[Data supplied]
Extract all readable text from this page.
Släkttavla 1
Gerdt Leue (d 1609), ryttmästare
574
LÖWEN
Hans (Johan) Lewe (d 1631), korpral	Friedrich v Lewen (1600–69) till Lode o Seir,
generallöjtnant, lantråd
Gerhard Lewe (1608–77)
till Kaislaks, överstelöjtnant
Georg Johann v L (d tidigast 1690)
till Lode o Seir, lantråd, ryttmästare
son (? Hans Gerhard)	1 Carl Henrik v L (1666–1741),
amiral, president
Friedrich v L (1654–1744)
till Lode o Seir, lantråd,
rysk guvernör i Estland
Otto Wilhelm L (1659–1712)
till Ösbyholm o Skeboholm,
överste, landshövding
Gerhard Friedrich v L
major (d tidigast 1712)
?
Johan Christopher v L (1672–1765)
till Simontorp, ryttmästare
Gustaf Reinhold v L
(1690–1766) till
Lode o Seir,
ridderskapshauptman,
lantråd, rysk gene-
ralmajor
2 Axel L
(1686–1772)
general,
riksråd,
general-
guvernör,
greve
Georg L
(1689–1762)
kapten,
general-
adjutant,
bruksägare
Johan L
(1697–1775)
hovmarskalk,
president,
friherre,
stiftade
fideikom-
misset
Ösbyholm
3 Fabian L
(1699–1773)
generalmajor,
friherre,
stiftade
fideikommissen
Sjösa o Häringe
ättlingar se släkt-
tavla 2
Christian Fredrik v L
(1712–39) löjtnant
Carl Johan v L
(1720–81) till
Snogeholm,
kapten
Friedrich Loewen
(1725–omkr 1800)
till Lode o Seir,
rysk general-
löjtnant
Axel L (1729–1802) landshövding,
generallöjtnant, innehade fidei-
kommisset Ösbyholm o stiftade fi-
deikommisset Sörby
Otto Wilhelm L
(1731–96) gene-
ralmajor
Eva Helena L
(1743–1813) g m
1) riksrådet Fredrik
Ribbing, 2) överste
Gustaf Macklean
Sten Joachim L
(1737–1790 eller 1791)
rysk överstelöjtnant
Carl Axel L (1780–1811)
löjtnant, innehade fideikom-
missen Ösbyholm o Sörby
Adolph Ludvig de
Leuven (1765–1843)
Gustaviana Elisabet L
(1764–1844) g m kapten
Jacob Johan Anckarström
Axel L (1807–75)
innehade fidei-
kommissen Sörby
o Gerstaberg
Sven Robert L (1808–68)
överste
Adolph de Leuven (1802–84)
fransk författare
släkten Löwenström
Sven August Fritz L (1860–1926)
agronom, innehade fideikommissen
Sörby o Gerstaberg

[Exercise instructions]
Repeat the records above exactly.

[Result]
Extract all readable text from this page.
Släkttavla 1
Gerdt Leue (d 1609), ryttmästare
574
LÖWEN
Hans (Johan) Lewe (d 1631), korpral	Friedrich v Lewen (1600–69) till Lode o Seir,
generallöjtnant, lantråd
Gerhard Lewe (1608–77)
till Kaislaks, överstelöjtnant
Georg Johann v L (d tidigast 1690)
till Lode o Seir, lantråd, ryttmästare
son (? Hans Gerhard)	1 Carl Henrik v L (1666–1741),
amiral, president
Friedrich v L (1654–1744)
till Lode o Seir, lantråd,
rysk guvernör i Estland
Otto Wilhelm L (1659–1712)
till Ösbyholm o Skeboholm,
överste, landshövding
Gerhard Friedrich v L
major (d tidigast 1712)
?
Johan Christopher v L (1672–1765)
till Simontorp, ryttmästare
Gustaf Reinhold v L
(1690–1766) till
Lode o Seir,
ridderskapshauptman,
lantråd, rysk gene-
ralmajor
2 Axel L
(1686–1772)
general,
riksråd,
general-
guvernör,
greve
Georg L
(1689–1762)
kapten,
general-
adjutant,
bruksägare
Johan L
(1697–1775)
hovmarskalk,
president,
friherre,
stiftade
fideikom-
misset
Ösbyholm
3 Fabian L
(1699–1773)
generalmajor,
friherre,
stiftade
fideikommissen
Sjösa o Häringe
ättlingar se släkt-
tavla 2
Christian Fredrik v L
(1712–39) löjtnant
Carl Johan v L
(1720–81) till
Snogeholm,
kapten
Friedrich Loewen
(1725–omkr 1800)
till Lode o Seir,
rysk general-
löjtnant
Axel L (1729–1802) landshövding,
generallöjtnant, innehade fidei-
kommisset Ösbyholm o stiftade fi-
deikommisset Sörby
Otto Wilhelm L
(1731–96) gene-
ralmajor
Eva Helena L
(1743–1813) g m
1) riksrådet Fredrik
Ribbing, 2) överste
Gustaf Macklean
Sten Joachim L
(1737–1790 eller 1791)
rysk överstelöjtnant
Carl Axel L (1780–1811)
löjtnant, innehade fideikom-
missen Ösbyholm o Sörby
Adolph Ludvig de
Leuven (1765–1843)
Gustaviana Elisabet L
(1764–1844) g m kapten
Jacob Johan Anckarström
Axel L (1807–75)
innehade fidei-
kommissen Sörby
o Gerstaberg
Sven Robert L (1808–68)
överste
Adolph de Leuven (1802–84)
fransk författare
släkten Löwenström
Sven August Fritz L (1860–1926)
agronom, innehade fideikommissen
Sörby o Gerstaberg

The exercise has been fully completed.